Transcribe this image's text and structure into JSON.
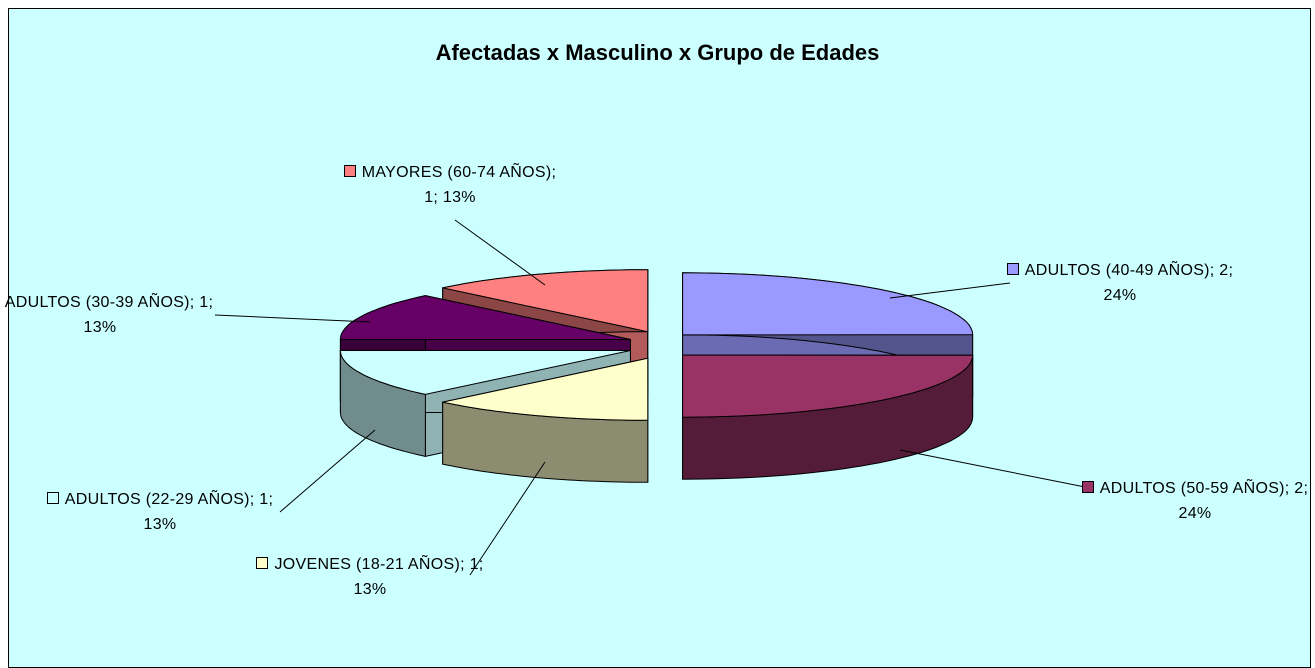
{
  "chart_data": {
    "type": "pie",
    "title": "Afectadas x Masculino x Grupo de Edades",
    "values": [
      2,
      2,
      1,
      1,
      1,
      1
    ],
    "value_labels": [
      "ADULTOS (40-49 AÑOS); 2; 24%",
      "ADULTOS (50-59 AÑOS); 2; 24%",
      "JOVENES (18-21 AÑOS); 1; 13%",
      "ADULTOS (22-29 AÑOS); 1; 13%",
      "ADULTOS (30-39 AÑOS); 1; 13%",
      "MAYORES (60-74 AÑOS); 1; 13%"
    ],
    "colors": [
      "#9999ff",
      "#993366",
      "#ffffcc",
      "#ccffff",
      "#660066",
      "#ff8080"
    ]
  }
}
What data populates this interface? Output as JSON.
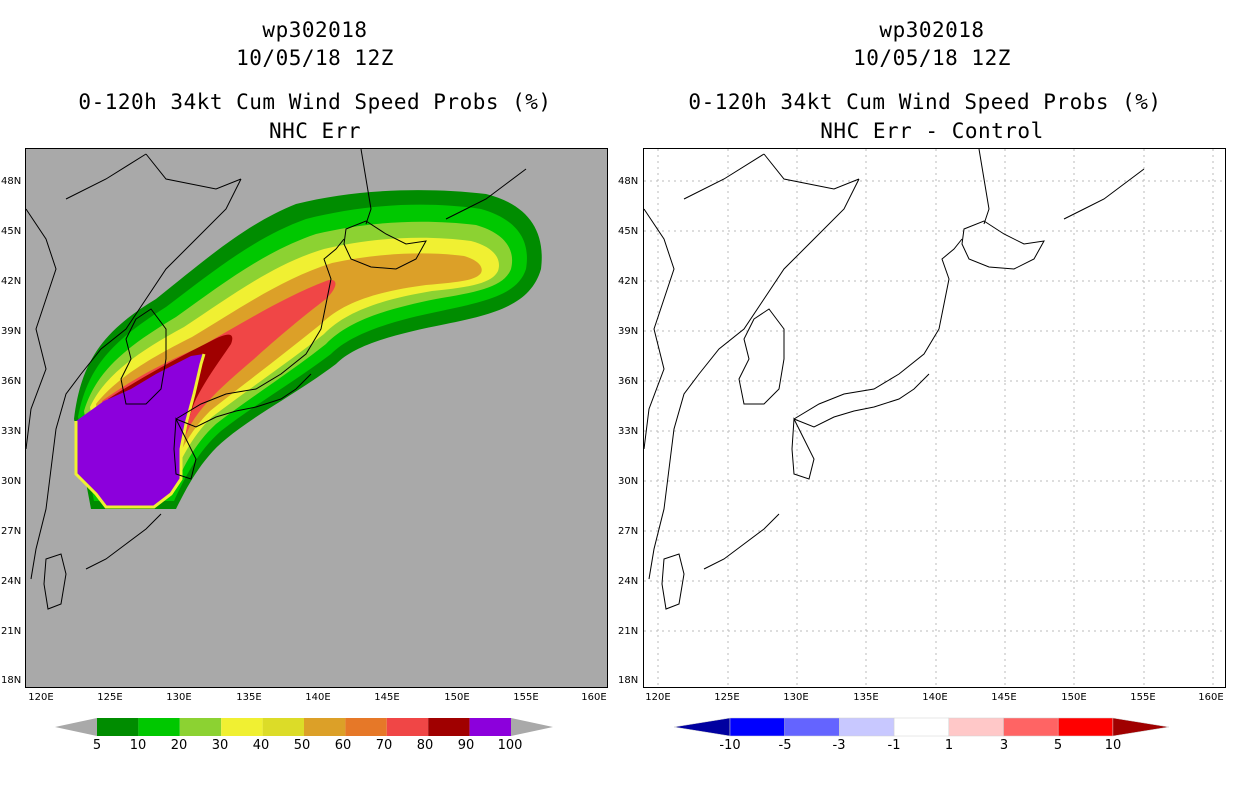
{
  "left_panel": {
    "title_line1": "wp302018",
    "title_line2": "10/05/18 12Z",
    "title_line3": "0-120h 34kt Cum Wind Speed Probs (%)",
    "title_line4": "NHC Err",
    "colorbar_labels": [
      "5",
      "10",
      "20",
      "30",
      "40",
      "50",
      "60",
      "70",
      "80",
      "90",
      "100"
    ],
    "colorbar_colors": [
      "#008c00",
      "#00c800",
      "#8cd232",
      "#f0f032",
      "#dcdc28",
      "#dca028",
      "#e67828",
      "#f04646",
      "#a00000",
      "#8c00dc"
    ],
    "map_background": "#a9a9a9"
  },
  "right_panel": {
    "title_line1": "wp302018",
    "title_line2": "10/05/18 12Z",
    "title_line3": "0-120h 34kt Cum Wind Speed Probs (%)",
    "title_line4": "NHC Err - Control",
    "colorbar_labels": [
      "-10",
      "-5",
      "-3",
      "-1",
      "1",
      "3",
      "5",
      "10"
    ],
    "colorbar_colors": [
      "#0000a0",
      "#0000ff",
      "#6464ff",
      "#c8c8ff",
      "#ffffff",
      "#ffc8c8",
      "#ff6464",
      "#ff0000",
      "#a00000"
    ],
    "map_background": "#ffffff"
  },
  "axes": {
    "lat_labels": [
      "48N",
      "45N",
      "42N",
      "39N",
      "36N",
      "33N",
      "30N",
      "27N",
      "24N",
      "21N",
      "18N"
    ],
    "lon_labels": [
      "120E",
      "125E",
      "130E",
      "135E",
      "140E",
      "145E",
      "150E",
      "155E",
      "160E"
    ]
  }
}
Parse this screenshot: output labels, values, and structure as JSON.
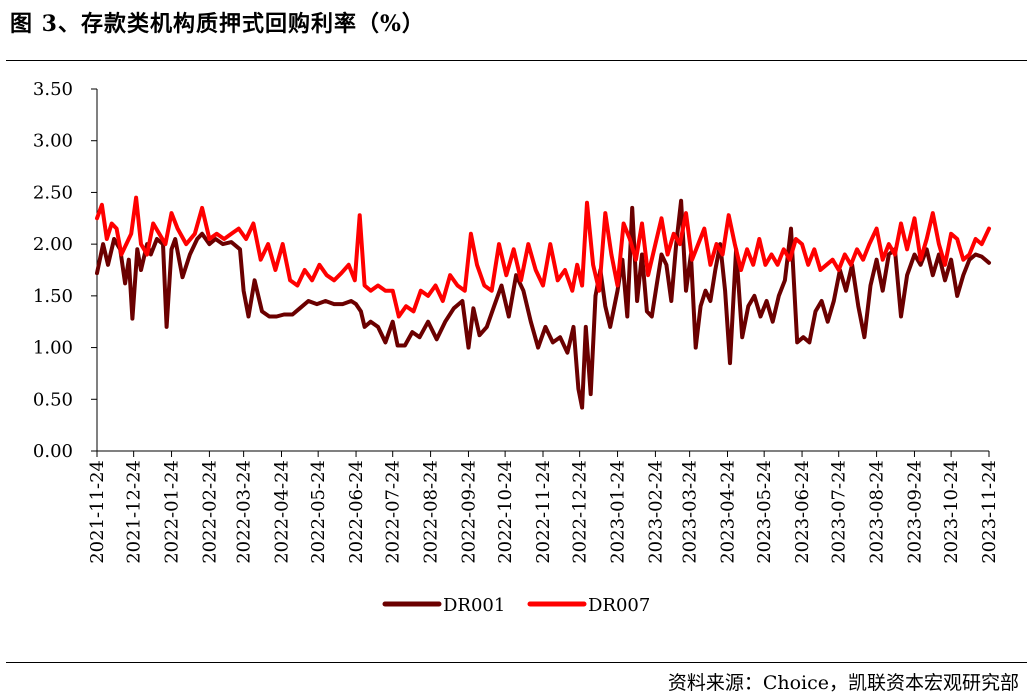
{
  "header": {
    "title": "图 3、存款类机构质押式回购利率（%）"
  },
  "footer": {
    "source": "资料来源：Choice，凯联资本宏观研究部"
  },
  "chart_data": {
    "type": "line",
    "ylim": [
      0,
      3.5
    ],
    "yticks": [
      "0.00",
      "0.50",
      "1.00",
      "1.50",
      "2.00",
      "2.50",
      "3.00",
      "3.50"
    ],
    "xlim": [
      "2021-11-24",
      "2023-11-24"
    ],
    "xticks": [
      "2021-11-24",
      "2021-12-24",
      "2022-01-24",
      "2022-02-24",
      "2022-03-24",
      "2022-04-24",
      "2022-05-24",
      "2022-06-24",
      "2022-07-24",
      "2022-08-24",
      "2022-09-24",
      "2022-10-24",
      "2022-11-24",
      "2022-12-24",
      "2023-01-24",
      "2023-02-24",
      "2023-03-24",
      "2023-04-24",
      "2023-05-24",
      "2023-06-24",
      "2023-07-24",
      "2023-08-24",
      "2023-09-24",
      "2023-10-24",
      "2023-11-24"
    ],
    "legend_position": "bottom",
    "series": [
      {
        "name": "DR001",
        "color": "#6b0000",
        "x": [
          "2021-11-24",
          "2021-11-29",
          "2021-12-03",
          "2021-12-08",
          "2021-12-13",
          "2021-12-17",
          "2021-12-20",
          "2021-12-23",
          "2021-12-27",
          "2021-12-30",
          "2022-01-04",
          "2022-01-07",
          "2022-01-12",
          "2022-01-17",
          "2022-01-20",
          "2022-01-24",
          "2022-01-27",
          "2022-02-02",
          "2022-02-08",
          "2022-02-14",
          "2022-02-18",
          "2022-02-24",
          "2022-03-01",
          "2022-03-07",
          "2022-03-14",
          "2022-03-21",
          "2022-03-24",
          "2022-03-28",
          "2022-04-02",
          "2022-04-08",
          "2022-04-14",
          "2022-04-20",
          "2022-04-26",
          "2022-05-03",
          "2022-05-09",
          "2022-05-16",
          "2022-05-23",
          "2022-05-30",
          "2022-06-06",
          "2022-06-13",
          "2022-06-20",
          "2022-06-24",
          "2022-06-28",
          "2022-07-01",
          "2022-07-06",
          "2022-07-12",
          "2022-07-18",
          "2022-07-24",
          "2022-07-28",
          "2022-08-03",
          "2022-08-09",
          "2022-08-15",
          "2022-08-22",
          "2022-08-29",
          "2022-09-05",
          "2022-09-12",
          "2022-09-19",
          "2022-09-24",
          "2022-09-28",
          "2022-10-03",
          "2022-10-09",
          "2022-10-15",
          "2022-10-21",
          "2022-10-27",
          "2022-11-02",
          "2022-11-08",
          "2022-11-14",
          "2022-11-20",
          "2022-11-26",
          "2022-12-02",
          "2022-12-08",
          "2022-12-14",
          "2022-12-19",
          "2022-12-23",
          "2022-12-26",
          "2022-12-29",
          "2023-01-02",
          "2023-01-06",
          "2023-01-10",
          "2023-01-14",
          "2023-01-18",
          "2023-01-24",
          "2023-01-28",
          "2023-02-01",
          "2023-02-05",
          "2023-02-09",
          "2023-02-13",
          "2023-02-17",
          "2023-02-21",
          "2023-02-25",
          "2023-03-01",
          "2023-03-05",
          "2023-03-09",
          "2023-03-13",
          "2023-03-17",
          "2023-03-21",
          "2023-03-25",
          "2023-03-29",
          "2023-04-02",
          "2023-04-06",
          "2023-04-10",
          "2023-04-14",
          "2023-04-18",
          "2023-04-22",
          "2023-04-26",
          "2023-05-01",
          "2023-05-06",
          "2023-05-11",
          "2023-05-16",
          "2023-05-21",
          "2023-05-26",
          "2023-05-31",
          "2023-06-05",
          "2023-06-10",
          "2023-06-15",
          "2023-06-20",
          "2023-06-25",
          "2023-06-30",
          "2023-07-05",
          "2023-07-10",
          "2023-07-15",
          "2023-07-20",
          "2023-07-25",
          "2023-07-30",
          "2023-08-04",
          "2023-08-09",
          "2023-08-14",
          "2023-08-19",
          "2023-08-24",
          "2023-08-29",
          "2023-09-03",
          "2023-09-08",
          "2023-09-13",
          "2023-09-18",
          "2023-09-24",
          "2023-09-29",
          "2023-10-04",
          "2023-10-09",
          "2023-10-14",
          "2023-10-19",
          "2023-10-24",
          "2023-10-29",
          "2023-11-03",
          "2023-11-08",
          "2023-11-13",
          "2023-11-18",
          "2023-11-24"
        ],
        "values": [
          1.72,
          2.0,
          1.8,
          2.05,
          1.95,
          1.62,
          1.85,
          1.28,
          1.95,
          1.75,
          2.0,
          1.9,
          2.05,
          2.0,
          1.2,
          1.95,
          2.05,
          1.68,
          1.9,
          2.05,
          2.1,
          2.0,
          2.05,
          2.0,
          2.02,
          1.95,
          1.55,
          1.3,
          1.65,
          1.35,
          1.3,
          1.3,
          1.32,
          1.32,
          1.38,
          1.45,
          1.42,
          1.45,
          1.42,
          1.42,
          1.45,
          1.42,
          1.35,
          1.2,
          1.25,
          1.2,
          1.05,
          1.25,
          1.02,
          1.02,
          1.15,
          1.1,
          1.25,
          1.08,
          1.25,
          1.38,
          1.45,
          1.0,
          1.38,
          1.12,
          1.2,
          1.4,
          1.6,
          1.3,
          1.7,
          1.55,
          1.25,
          1.0,
          1.2,
          1.05,
          1.1,
          0.95,
          1.2,
          0.6,
          0.42,
          1.2,
          0.55,
          1.5,
          1.75,
          1.4,
          1.2,
          1.55,
          1.85,
          1.3,
          2.35,
          1.45,
          1.9,
          1.35,
          1.3,
          1.6,
          1.9,
          1.8,
          1.45,
          2.0,
          2.42,
          1.55,
          1.9,
          1.0,
          1.4,
          1.55,
          1.45,
          1.75,
          2.0,
          1.55,
          0.85,
          1.95,
          1.1,
          1.4,
          1.5,
          1.3,
          1.45,
          1.25,
          1.5,
          1.65,
          2.15,
          1.05,
          1.1,
          1.05,
          1.35,
          1.45,
          1.25,
          1.45,
          1.75,
          1.55,
          1.8,
          1.4,
          1.1,
          1.6,
          1.85,
          1.55,
          1.9,
          1.95,
          1.3,
          1.7,
          1.9,
          1.8,
          1.95,
          1.7,
          1.9,
          1.65,
          1.85,
          1.5,
          1.7,
          1.85,
          1.9,
          1.88,
          1.82
        ]
      },
      {
        "name": "DR007",
        "color": "#ff0000",
        "x": [
          "2021-11-24",
          "2021-11-28",
          "2021-12-02",
          "2021-12-06",
          "2021-12-10",
          "2021-12-14",
          "2021-12-18",
          "2021-12-22",
          "2021-12-26",
          "2021-12-30",
          "2022-01-04",
          "2022-01-09",
          "2022-01-14",
          "2022-01-19",
          "2022-01-24",
          "2022-01-29",
          "2022-02-05",
          "2022-02-12",
          "2022-02-18",
          "2022-02-24",
          "2022-03-02",
          "2022-03-08",
          "2022-03-14",
          "2022-03-20",
          "2022-03-26",
          "2022-04-01",
          "2022-04-07",
          "2022-04-13",
          "2022-04-19",
          "2022-04-25",
          "2022-05-01",
          "2022-05-07",
          "2022-05-13",
          "2022-05-19",
          "2022-05-25",
          "2022-05-31",
          "2022-06-06",
          "2022-06-12",
          "2022-06-18",
          "2022-06-23",
          "2022-06-27",
          "2022-07-01",
          "2022-07-06",
          "2022-07-12",
          "2022-07-18",
          "2022-07-24",
          "2022-07-29",
          "2022-08-04",
          "2022-08-10",
          "2022-08-16",
          "2022-08-22",
          "2022-08-28",
          "2022-09-03",
          "2022-09-09",
          "2022-09-15",
          "2022-09-21",
          "2022-09-26",
          "2022-10-01",
          "2022-10-07",
          "2022-10-13",
          "2022-10-19",
          "2022-10-25",
          "2022-10-31",
          "2022-11-06",
          "2022-11-12",
          "2022-11-18",
          "2022-11-24",
          "2022-11-30",
          "2022-12-06",
          "2022-12-12",
          "2022-12-18",
          "2022-12-22",
          "2022-12-26",
          "2022-12-30",
          "2023-01-04",
          "2023-01-09",
          "2023-01-14",
          "2023-01-19",
          "2023-01-24",
          "2023-01-29",
          "2023-02-03",
          "2023-02-08",
          "2023-02-13",
          "2023-02-18",
          "2023-02-24",
          "2023-03-01",
          "2023-03-06",
          "2023-03-11",
          "2023-03-16",
          "2023-03-21",
          "2023-03-26",
          "2023-03-31",
          "2023-04-05",
          "2023-04-10",
          "2023-04-15",
          "2023-04-20",
          "2023-04-25",
          "2023-04-30",
          "2023-05-05",
          "2023-05-10",
          "2023-05-15",
          "2023-05-20",
          "2023-05-25",
          "2023-05-30",
          "2023-06-04",
          "2023-06-09",
          "2023-06-14",
          "2023-06-19",
          "2023-06-24",
          "2023-06-29",
          "2023-07-04",
          "2023-07-09",
          "2023-07-14",
          "2023-07-19",
          "2023-07-24",
          "2023-07-29",
          "2023-08-03",
          "2023-08-08",
          "2023-08-13",
          "2023-08-18",
          "2023-08-24",
          "2023-08-29",
          "2023-09-03",
          "2023-09-08",
          "2023-09-13",
          "2023-09-18",
          "2023-09-24",
          "2023-09-29",
          "2023-10-04",
          "2023-10-09",
          "2023-10-14",
          "2023-10-19",
          "2023-10-24",
          "2023-10-29",
          "2023-11-03",
          "2023-11-08",
          "2023-11-13",
          "2023-11-18",
          "2023-11-24"
        ],
        "values": [
          2.25,
          2.38,
          2.05,
          2.2,
          2.15,
          1.9,
          2.0,
          2.1,
          2.45,
          2.0,
          1.9,
          2.2,
          2.1,
          2.0,
          2.3,
          2.15,
          2.0,
          2.1,
          2.35,
          2.05,
          2.1,
          2.05,
          2.1,
          2.15,
          2.05,
          2.2,
          1.85,
          2.0,
          1.75,
          2.0,
          1.65,
          1.6,
          1.75,
          1.65,
          1.8,
          1.7,
          1.65,
          1.72,
          1.8,
          1.65,
          2.28,
          1.6,
          1.55,
          1.6,
          1.55,
          1.55,
          1.3,
          1.4,
          1.35,
          1.55,
          1.5,
          1.6,
          1.45,
          1.7,
          1.6,
          1.55,
          2.1,
          1.8,
          1.6,
          1.55,
          2.0,
          1.7,
          1.95,
          1.65,
          2.0,
          1.75,
          1.6,
          2.0,
          1.65,
          1.75,
          1.55,
          1.8,
          1.6,
          2.4,
          1.8,
          1.55,
          2.3,
          1.9,
          1.6,
          2.2,
          2.05,
          1.85,
          2.2,
          1.7,
          2.0,
          2.25,
          1.9,
          2.1,
          2.0,
          2.3,
          1.85,
          2.0,
          2.15,
          1.8,
          2.0,
          1.9,
          2.28,
          2.0,
          1.75,
          1.95,
          1.8,
          2.05,
          1.8,
          1.9,
          1.8,
          1.95,
          1.85,
          2.05,
          2.0,
          1.8,
          1.95,
          1.75,
          1.8,
          1.85,
          1.75,
          1.9,
          1.8,
          1.95,
          1.85,
          2.0,
          2.15,
          1.85,
          2.0,
          1.9,
          2.2,
          1.95,
          2.25,
          1.85,
          2.05,
          2.3,
          2.0,
          1.8,
          2.1,
          2.05,
          1.85,
          1.9,
          2.05,
          2.0,
          2.15
        ]
      }
    ]
  }
}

========================================

### AIM
Copy each line from the records above that includes the string "ADULTOS".

### WRITTEN SOLUTION
      "ADULTOS (40-49 AÑOS); 2; 24%",
      "ADULTOS (50-59 AÑOS); 2; 24%",
      "ADULTOS (22-29 AÑOS); 1; 13%",
      "ADULTOS (30-39 AÑOS); 1; 13%",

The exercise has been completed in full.